-- Start --
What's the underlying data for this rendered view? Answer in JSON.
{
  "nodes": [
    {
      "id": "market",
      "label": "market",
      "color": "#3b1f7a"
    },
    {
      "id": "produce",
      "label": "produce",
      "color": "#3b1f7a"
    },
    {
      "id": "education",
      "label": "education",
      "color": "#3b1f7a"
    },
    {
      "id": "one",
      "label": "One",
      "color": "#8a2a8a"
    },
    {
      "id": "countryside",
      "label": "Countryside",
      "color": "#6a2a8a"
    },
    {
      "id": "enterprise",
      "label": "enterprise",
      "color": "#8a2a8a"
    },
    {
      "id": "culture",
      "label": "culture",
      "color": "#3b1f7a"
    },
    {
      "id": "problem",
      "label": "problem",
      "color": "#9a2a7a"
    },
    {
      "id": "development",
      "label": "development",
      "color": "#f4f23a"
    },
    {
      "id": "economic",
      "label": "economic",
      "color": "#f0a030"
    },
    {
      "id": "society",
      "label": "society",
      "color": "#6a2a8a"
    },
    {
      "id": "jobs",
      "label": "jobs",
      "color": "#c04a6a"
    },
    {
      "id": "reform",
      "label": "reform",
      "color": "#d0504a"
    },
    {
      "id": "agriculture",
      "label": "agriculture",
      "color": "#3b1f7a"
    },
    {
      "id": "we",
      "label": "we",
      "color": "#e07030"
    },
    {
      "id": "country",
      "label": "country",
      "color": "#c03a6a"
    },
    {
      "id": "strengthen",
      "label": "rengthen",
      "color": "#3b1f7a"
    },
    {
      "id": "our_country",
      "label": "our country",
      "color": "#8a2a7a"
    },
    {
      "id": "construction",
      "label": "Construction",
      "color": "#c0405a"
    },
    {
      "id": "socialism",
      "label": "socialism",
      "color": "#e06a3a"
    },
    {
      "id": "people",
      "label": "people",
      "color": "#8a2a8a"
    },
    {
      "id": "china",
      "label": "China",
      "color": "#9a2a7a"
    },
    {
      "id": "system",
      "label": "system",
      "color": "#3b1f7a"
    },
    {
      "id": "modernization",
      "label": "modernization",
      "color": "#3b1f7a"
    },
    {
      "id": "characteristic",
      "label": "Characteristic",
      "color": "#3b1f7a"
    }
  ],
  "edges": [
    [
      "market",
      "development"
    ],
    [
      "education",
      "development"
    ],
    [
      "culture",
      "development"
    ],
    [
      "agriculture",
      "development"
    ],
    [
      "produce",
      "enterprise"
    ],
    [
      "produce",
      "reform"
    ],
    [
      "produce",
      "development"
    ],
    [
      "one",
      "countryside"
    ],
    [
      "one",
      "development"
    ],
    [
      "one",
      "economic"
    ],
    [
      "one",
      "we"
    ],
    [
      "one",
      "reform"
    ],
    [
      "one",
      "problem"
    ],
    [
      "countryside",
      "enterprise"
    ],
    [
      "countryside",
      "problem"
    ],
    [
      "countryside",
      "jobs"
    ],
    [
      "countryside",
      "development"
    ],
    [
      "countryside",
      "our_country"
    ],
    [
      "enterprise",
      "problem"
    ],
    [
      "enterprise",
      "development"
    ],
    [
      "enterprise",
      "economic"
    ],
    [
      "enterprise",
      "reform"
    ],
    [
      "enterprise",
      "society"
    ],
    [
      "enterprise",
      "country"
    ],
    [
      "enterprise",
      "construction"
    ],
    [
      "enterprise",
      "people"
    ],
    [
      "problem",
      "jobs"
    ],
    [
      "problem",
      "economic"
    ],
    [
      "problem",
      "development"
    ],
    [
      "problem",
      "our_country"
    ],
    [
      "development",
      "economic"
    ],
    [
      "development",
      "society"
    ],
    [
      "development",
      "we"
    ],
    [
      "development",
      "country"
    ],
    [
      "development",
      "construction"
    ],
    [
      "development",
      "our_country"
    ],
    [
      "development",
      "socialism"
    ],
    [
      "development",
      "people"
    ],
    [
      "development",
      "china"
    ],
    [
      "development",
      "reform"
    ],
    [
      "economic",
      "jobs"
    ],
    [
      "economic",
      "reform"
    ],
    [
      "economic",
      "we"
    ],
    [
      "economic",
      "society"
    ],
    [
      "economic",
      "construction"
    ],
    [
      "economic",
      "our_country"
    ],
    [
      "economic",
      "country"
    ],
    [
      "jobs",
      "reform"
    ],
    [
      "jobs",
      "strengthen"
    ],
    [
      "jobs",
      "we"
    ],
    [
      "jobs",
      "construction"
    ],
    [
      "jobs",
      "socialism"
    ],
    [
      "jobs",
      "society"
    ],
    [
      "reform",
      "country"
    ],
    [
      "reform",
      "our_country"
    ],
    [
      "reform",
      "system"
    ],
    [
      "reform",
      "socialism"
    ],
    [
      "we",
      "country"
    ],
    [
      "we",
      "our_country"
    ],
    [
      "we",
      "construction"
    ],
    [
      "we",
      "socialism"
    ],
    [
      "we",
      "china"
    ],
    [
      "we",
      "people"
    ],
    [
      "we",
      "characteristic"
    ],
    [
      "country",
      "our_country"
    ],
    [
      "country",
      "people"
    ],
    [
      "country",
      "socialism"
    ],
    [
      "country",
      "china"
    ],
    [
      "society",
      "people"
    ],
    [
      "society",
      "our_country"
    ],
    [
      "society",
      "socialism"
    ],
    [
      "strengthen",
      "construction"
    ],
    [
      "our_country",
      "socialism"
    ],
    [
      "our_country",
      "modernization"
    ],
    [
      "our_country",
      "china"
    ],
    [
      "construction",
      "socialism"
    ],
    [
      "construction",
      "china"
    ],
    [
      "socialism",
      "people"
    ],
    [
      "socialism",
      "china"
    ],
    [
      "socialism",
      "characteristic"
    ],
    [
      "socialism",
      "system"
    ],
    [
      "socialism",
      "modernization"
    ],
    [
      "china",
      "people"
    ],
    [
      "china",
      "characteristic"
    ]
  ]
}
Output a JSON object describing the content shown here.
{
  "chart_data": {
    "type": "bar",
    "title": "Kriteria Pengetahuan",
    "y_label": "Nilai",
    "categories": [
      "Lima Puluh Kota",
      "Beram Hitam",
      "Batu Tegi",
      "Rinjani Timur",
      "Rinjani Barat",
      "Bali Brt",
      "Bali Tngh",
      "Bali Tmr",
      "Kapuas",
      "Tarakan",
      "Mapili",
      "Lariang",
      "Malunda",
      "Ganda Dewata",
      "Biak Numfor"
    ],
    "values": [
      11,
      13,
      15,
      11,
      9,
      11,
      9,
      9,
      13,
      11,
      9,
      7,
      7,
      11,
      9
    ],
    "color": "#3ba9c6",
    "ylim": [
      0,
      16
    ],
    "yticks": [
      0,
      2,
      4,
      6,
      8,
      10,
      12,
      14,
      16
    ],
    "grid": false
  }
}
-- End --
Directions for this task: Tell how many lines of the data above hold the string "education". Give only the number.

Problem solution: 3